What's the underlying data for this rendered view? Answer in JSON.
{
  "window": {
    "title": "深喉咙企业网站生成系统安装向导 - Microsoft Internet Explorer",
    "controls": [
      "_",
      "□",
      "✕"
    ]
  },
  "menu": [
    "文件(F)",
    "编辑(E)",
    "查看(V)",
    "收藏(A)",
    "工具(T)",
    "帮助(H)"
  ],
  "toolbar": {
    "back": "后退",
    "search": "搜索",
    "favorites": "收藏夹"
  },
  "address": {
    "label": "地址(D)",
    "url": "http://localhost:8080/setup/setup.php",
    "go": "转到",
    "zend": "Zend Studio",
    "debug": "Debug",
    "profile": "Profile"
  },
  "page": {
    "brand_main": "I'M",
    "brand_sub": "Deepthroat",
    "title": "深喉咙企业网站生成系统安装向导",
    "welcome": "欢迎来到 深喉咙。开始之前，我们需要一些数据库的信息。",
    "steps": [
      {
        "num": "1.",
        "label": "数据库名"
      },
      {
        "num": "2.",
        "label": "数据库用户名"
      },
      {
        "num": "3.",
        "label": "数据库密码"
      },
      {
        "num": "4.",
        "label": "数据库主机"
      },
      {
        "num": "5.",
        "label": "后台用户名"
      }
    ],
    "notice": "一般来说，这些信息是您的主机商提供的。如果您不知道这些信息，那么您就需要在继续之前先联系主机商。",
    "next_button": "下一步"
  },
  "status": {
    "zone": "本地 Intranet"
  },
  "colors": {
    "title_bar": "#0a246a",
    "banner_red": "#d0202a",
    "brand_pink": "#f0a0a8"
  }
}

▸ STATED PROBLEM
Set down the entries above again, word for word.

▸ SOLUTION TO THIS EXERCISE
What's the underlying data for this rendered view? Answer in JSON.
{
  "window": {
    "title": "深喉咙企业网站生成系统安装向导 - Microsoft Internet Explorer",
    "controls": [
      "_",
      "□",
      "✕"
    ]
  },
  "menu": [
    "文件(F)",
    "编辑(E)",
    "查看(V)",
    "收藏(A)",
    "工具(T)",
    "帮助(H)"
  ],
  "toolbar": {
    "back": "后退",
    "search": "搜索",
    "favorites": "收藏夹"
  },
  "address": {
    "label": "地址(D)",
    "url": "http://localhost:8080/setup/setup.php",
    "go": "转到",
    "zend": "Zend Studio",
    "debug": "Debug",
    "profile": "Profile"
  },
  "page": {
    "brand_main": "I'M",
    "brand_sub": "Deepthroat",
    "title": "深喉咙企业网站生成系统安装向导",
    "welcome": "欢迎来到 深喉咙。开始之前，我们需要一些数据库的信息。",
    "steps": [
      {
        "num": "1.",
        "label": "数据库名"
      },
      {
        "num": "2.",
        "label": "数据库用户名"
      },
      {
        "num": "3.",
        "label": "数据库密码"
      },
      {
        "num": "4.",
        "label": "数据库主机"
      },
      {
        "num": "5.",
        "label": "后台用户名"
      }
    ],
    "notice": "一般来说，这些信息是您的主机商提供的。如果您不知道这些信息，那么您就需要在继续之前先联系主机商。",
    "next_button": "下一步"
  },
  "status": {
    "zone": "本地 Intranet"
  },
  "colors": {
    "title_bar": "#0a246a",
    "banner_red": "#d0202a",
    "brand_pink": "#f0a0a8"
  }
}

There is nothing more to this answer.